- What is needed -
Give the data a second time, exactly and in full.

- Records to use -

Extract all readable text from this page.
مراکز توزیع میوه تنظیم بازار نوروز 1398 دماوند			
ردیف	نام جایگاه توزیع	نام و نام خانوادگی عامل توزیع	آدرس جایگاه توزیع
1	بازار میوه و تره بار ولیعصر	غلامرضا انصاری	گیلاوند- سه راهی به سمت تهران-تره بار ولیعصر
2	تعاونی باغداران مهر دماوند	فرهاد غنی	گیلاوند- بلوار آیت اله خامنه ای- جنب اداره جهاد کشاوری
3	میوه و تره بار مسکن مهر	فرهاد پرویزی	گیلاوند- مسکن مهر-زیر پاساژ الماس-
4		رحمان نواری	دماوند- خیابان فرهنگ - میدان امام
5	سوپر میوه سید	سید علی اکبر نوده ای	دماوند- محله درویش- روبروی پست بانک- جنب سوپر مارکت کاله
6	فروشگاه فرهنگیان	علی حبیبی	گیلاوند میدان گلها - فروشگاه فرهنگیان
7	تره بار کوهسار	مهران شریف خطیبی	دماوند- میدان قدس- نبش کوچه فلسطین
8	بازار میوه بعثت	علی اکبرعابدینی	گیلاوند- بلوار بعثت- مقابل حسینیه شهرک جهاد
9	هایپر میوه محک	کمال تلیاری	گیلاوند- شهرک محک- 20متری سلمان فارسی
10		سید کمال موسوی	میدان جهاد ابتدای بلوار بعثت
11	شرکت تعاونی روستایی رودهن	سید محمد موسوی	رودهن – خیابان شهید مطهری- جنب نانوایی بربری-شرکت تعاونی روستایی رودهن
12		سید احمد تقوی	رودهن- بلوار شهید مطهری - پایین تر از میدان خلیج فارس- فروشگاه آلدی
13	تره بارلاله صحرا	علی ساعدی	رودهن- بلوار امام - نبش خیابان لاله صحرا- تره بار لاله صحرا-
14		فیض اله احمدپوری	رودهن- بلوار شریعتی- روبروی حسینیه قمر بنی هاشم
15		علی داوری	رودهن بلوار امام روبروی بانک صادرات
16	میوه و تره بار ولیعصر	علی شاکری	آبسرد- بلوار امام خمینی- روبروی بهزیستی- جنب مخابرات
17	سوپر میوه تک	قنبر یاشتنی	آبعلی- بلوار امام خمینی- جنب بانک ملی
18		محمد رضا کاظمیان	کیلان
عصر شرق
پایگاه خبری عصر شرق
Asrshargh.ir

- Response to this task -
Extract all readable text from this page.
مراکز توزیع میوه تنظیم بازار نوروز 1398 دماوند			
ردیف	نام جایگاه توزیع	نام و نام خانوادگی عامل توزیع	آدرس جایگاه توزیع
1	بازار میوه و تره بار ولیعصر	غلامرضا انصاری	گیلاوند- سه راهی به سمت تهران-تره بار ولیعصر
2	تعاونی باغداران مهر دماوند	فرهاد غنی	گیلاوند- بلوار آیت اله خامنه ای- جنب اداره جهاد کشاوری
3	میوه و تره بار مسکن مهر	فرهاد پرویزی	گیلاوند- مسکن مهر-زیر پاساژ الماس-
4		رحمان نواری	دماوند- خیابان فرهنگ - میدان امام
5	سوپر میوه سید	سید علی اکبر نوده ای	دماوند- محله درویش- روبروی پست بانک- جنب سوپر مارکت کاله
6	فروشگاه فرهنگیان	علی حبیبی	گیلاوند میدان گلها - فروشگاه فرهنگیان
7	تره بار کوهسار	مهران شریف خطیبی	دماوند- میدان قدس- نبش کوچه فلسطین
8	بازار میوه بعثت	علی اکبرعابدینی	گیلاوند- بلوار بعثت- مقابل حسینیه شهرک جهاد
9	هایپر میوه محک	کمال تلیاری	گیلاوند- شهرک محک- 20متری سلمان فارسی
10		سید کمال موسوی	میدان جهاد ابتدای بلوار بعثت
11	شرکت تعاونی روستایی رودهن	سید محمد موسوی	رودهن – خیابان شهید مطهری- جنب نانوایی بربری-شرکت تعاونی روستایی رودهن
12		سید احمد تقوی	رودهن- بلوار شهید مطهری - پایین تر از میدان خلیج فارس- فروشگاه آلدی
13	تره بارلاله صحرا	علی ساعدی	رودهن- بلوار امام - نبش خیابان لاله صحرا- تره بار لاله صحرا-
14		فیض اله احمدپوری	رودهن- بلوار شریعتی- روبروی حسینیه قمر بنی هاشم
15		علی داوری	رودهن بلوار امام روبروی بانک صادرات
16	میوه و تره بار ولیعصر	علی شاکری	آبسرد- بلوار امام خمینی- روبروی بهزیستی- جنب مخابرات
17	سوپر میوه تک	قنبر یاشتنی	آبعلی- بلوار امام خمینی- جنب بانک ملی
18		محمد رضا کاظمیان	کیلان
عصر شرق
پایگاه خبری عصر شرق
Asrshargh.ir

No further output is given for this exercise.